# INSTRUCTION
Identify the lines holding "swatch" and copy them.

--- DATASET RECORDS ---

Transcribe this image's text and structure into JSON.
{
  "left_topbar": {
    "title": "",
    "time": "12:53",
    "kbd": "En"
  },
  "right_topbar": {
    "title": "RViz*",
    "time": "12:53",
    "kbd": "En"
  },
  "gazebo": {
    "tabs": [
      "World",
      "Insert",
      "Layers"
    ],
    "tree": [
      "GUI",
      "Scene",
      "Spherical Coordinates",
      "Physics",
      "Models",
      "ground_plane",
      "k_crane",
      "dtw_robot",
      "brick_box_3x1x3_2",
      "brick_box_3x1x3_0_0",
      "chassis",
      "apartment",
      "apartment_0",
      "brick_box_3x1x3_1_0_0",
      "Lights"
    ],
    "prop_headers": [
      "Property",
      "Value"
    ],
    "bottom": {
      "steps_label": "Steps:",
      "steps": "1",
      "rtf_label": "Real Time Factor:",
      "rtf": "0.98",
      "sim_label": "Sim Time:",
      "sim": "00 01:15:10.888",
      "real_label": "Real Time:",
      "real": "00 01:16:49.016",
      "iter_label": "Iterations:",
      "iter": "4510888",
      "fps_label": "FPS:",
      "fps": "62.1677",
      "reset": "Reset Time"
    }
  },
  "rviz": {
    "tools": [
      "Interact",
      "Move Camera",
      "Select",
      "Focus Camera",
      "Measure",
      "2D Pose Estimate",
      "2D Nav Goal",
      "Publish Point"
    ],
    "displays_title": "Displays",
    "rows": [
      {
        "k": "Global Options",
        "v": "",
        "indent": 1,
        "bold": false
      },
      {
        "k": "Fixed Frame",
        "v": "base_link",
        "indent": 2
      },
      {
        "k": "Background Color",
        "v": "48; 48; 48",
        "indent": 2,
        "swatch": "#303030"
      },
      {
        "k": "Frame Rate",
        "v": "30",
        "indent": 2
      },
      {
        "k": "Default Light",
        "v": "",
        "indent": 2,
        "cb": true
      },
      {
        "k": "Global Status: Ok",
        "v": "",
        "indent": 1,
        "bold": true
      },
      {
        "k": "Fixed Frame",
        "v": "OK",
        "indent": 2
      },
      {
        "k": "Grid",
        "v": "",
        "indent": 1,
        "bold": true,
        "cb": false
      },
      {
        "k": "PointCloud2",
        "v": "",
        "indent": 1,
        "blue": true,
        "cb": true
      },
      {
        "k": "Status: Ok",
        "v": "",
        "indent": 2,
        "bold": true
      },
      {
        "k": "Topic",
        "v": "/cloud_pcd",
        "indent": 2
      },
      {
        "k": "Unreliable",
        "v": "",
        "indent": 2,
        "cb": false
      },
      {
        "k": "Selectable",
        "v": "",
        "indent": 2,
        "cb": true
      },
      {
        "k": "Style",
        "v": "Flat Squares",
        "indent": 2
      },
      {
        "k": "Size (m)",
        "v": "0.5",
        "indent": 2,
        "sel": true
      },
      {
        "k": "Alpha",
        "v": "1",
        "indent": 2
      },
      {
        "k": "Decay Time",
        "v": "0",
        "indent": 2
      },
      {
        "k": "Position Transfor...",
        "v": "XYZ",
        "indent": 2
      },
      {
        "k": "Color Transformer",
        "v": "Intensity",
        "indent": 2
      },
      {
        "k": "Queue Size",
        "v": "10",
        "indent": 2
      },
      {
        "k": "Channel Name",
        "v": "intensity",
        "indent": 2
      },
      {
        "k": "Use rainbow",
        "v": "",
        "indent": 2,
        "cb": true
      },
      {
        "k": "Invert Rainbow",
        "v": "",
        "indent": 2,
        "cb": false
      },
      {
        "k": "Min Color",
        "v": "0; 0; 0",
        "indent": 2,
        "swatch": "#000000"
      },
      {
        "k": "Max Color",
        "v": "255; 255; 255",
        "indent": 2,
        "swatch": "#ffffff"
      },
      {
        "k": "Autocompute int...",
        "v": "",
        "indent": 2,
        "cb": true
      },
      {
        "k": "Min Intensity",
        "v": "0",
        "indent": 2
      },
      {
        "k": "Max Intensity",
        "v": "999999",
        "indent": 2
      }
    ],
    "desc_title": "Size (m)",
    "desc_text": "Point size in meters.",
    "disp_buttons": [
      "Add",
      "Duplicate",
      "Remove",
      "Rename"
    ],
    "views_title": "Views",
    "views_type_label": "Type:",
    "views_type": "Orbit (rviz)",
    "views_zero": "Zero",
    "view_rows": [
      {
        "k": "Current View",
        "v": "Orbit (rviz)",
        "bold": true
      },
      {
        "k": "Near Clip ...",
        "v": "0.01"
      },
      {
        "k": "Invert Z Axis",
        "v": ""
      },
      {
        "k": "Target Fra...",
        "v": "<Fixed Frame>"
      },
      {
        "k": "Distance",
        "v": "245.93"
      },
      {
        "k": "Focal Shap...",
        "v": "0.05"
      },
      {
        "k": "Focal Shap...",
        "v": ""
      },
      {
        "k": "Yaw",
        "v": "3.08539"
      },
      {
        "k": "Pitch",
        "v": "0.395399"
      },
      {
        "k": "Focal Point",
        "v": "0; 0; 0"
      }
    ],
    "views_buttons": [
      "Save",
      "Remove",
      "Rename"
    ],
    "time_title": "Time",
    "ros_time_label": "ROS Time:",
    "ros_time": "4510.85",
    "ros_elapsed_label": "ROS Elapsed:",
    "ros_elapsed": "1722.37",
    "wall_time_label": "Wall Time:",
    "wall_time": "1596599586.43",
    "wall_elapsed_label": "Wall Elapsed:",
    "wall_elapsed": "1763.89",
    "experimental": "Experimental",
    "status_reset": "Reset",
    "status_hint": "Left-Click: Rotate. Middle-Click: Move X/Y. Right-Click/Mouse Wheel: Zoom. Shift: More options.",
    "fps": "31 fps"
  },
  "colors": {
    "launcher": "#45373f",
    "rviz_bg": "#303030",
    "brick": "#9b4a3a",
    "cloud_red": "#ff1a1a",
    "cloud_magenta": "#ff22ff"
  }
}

---

# OUTPUT FOR THIS TASK
        "swatch": "#303030"
        "swatch": "#000000"
        "swatch": "#ffffff"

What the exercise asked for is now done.